Track down every line below that holds "años" and copy it.

THE DATA:
..........

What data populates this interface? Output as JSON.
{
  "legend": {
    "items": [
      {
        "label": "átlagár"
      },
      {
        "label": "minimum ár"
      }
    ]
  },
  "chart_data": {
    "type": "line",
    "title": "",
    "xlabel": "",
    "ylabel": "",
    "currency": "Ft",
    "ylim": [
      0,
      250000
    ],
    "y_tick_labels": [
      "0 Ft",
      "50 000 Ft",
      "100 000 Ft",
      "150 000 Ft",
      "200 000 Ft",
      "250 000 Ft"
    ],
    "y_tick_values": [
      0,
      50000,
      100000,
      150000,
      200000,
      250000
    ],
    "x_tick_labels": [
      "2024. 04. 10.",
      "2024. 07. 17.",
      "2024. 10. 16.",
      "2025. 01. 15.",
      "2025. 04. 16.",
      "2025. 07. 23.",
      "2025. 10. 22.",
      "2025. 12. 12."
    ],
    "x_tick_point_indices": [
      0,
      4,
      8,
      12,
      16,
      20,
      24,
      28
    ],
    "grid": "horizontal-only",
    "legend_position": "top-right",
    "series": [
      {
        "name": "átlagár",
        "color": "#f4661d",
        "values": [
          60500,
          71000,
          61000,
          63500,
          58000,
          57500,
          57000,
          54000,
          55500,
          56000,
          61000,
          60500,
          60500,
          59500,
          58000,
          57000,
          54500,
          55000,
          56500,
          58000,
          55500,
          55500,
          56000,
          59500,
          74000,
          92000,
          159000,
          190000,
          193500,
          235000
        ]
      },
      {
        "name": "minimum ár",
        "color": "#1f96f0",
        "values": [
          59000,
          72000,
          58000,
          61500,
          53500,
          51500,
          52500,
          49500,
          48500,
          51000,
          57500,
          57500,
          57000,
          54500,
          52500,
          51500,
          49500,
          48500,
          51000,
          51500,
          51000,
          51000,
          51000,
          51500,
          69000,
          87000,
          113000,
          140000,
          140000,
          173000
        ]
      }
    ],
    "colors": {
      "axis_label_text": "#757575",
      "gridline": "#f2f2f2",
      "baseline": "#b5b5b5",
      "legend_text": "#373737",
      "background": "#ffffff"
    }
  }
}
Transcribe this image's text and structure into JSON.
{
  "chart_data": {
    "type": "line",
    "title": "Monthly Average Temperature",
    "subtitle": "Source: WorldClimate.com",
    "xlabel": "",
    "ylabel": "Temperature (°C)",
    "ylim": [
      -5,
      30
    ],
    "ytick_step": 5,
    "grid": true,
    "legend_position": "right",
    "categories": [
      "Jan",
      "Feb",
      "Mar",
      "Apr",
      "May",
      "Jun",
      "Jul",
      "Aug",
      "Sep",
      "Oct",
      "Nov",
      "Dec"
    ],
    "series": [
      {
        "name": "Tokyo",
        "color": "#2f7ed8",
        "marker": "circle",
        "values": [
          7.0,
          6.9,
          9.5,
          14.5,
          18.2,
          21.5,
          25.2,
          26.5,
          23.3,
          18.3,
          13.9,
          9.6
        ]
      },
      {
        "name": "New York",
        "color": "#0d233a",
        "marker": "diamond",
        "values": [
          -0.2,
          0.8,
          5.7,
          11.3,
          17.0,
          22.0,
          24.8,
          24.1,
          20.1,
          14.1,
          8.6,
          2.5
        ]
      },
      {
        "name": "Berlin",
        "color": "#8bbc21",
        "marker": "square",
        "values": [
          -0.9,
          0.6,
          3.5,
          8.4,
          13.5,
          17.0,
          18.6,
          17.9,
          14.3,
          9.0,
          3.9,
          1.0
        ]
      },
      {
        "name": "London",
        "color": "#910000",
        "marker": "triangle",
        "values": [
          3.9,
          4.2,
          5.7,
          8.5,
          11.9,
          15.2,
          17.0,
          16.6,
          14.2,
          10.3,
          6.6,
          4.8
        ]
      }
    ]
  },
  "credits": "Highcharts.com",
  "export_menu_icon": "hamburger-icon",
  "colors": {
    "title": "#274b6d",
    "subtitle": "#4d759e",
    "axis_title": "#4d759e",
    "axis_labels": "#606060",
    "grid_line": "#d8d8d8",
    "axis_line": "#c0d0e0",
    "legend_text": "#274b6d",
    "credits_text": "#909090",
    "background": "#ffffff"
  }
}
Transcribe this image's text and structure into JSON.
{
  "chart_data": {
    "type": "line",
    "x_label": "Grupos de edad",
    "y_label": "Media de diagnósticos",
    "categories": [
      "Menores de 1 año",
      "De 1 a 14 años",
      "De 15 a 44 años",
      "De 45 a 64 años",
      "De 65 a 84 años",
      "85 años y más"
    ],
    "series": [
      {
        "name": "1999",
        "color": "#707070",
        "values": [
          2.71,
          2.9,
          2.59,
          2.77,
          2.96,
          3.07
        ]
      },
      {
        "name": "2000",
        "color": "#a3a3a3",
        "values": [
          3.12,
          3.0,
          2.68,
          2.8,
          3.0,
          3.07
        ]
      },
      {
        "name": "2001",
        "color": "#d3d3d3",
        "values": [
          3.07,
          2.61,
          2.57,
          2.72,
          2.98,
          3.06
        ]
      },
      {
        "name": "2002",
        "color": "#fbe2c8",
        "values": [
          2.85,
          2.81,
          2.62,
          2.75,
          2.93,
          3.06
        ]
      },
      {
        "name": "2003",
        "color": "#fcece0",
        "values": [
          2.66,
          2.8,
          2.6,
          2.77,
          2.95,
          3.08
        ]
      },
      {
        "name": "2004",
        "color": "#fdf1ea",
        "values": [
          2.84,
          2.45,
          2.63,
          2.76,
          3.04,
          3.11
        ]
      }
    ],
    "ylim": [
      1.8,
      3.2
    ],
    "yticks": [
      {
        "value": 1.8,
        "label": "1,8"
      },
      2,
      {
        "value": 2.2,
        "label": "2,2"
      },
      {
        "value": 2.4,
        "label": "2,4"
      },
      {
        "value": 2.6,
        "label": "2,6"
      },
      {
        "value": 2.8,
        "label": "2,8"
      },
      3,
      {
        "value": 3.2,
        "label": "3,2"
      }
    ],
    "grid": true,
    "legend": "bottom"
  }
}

..........

WRITTEN SOLUTION:
      "De 1 a 14 años",
      "De 15 a 44 años",
      "De 45 a 64 años",
      "De 65 a 84 años",
      "85 años y más"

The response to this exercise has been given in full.